* **WRITTEN TASK**: Find the lines containing the word "name" and copy every one of them.

[Recorded data]

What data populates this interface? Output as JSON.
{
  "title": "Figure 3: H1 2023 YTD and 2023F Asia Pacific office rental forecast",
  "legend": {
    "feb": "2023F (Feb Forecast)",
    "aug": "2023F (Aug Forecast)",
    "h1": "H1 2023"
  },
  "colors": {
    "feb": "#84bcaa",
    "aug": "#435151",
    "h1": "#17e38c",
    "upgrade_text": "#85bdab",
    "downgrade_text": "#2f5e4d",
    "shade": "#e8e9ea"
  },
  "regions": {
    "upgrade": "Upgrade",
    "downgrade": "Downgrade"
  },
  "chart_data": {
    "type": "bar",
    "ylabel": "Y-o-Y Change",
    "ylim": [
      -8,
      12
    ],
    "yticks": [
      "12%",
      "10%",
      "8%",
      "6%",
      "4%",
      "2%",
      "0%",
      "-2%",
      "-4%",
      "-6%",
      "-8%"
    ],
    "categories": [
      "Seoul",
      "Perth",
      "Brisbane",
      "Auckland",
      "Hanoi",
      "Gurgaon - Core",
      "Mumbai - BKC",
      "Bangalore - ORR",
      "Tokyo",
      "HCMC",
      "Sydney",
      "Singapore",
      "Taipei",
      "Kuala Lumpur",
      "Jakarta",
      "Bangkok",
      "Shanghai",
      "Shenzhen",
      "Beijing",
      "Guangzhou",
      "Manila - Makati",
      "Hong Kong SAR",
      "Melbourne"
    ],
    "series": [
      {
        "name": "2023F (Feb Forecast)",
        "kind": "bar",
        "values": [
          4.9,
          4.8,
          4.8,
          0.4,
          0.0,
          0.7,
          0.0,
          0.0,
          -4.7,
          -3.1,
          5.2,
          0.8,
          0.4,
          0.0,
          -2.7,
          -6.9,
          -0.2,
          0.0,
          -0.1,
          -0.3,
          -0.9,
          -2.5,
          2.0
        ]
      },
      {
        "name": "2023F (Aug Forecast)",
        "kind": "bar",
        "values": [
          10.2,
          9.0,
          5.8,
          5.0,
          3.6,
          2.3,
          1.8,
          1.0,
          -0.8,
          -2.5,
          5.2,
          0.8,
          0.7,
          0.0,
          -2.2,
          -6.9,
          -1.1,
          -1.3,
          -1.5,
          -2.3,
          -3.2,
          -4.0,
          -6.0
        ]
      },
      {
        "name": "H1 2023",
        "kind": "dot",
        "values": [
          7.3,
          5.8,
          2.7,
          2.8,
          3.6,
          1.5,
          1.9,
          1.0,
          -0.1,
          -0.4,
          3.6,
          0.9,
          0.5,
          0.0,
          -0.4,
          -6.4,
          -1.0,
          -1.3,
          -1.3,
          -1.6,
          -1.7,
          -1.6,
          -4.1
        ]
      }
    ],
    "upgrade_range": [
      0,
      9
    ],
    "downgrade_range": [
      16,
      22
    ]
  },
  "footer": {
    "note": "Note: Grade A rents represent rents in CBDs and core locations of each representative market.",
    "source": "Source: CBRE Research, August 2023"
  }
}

* **WORKED ANSWER**:
        "name": "2023F (Feb Forecast)",
        "name": "2023F (Aug Forecast)",
        "name": "H1 2023",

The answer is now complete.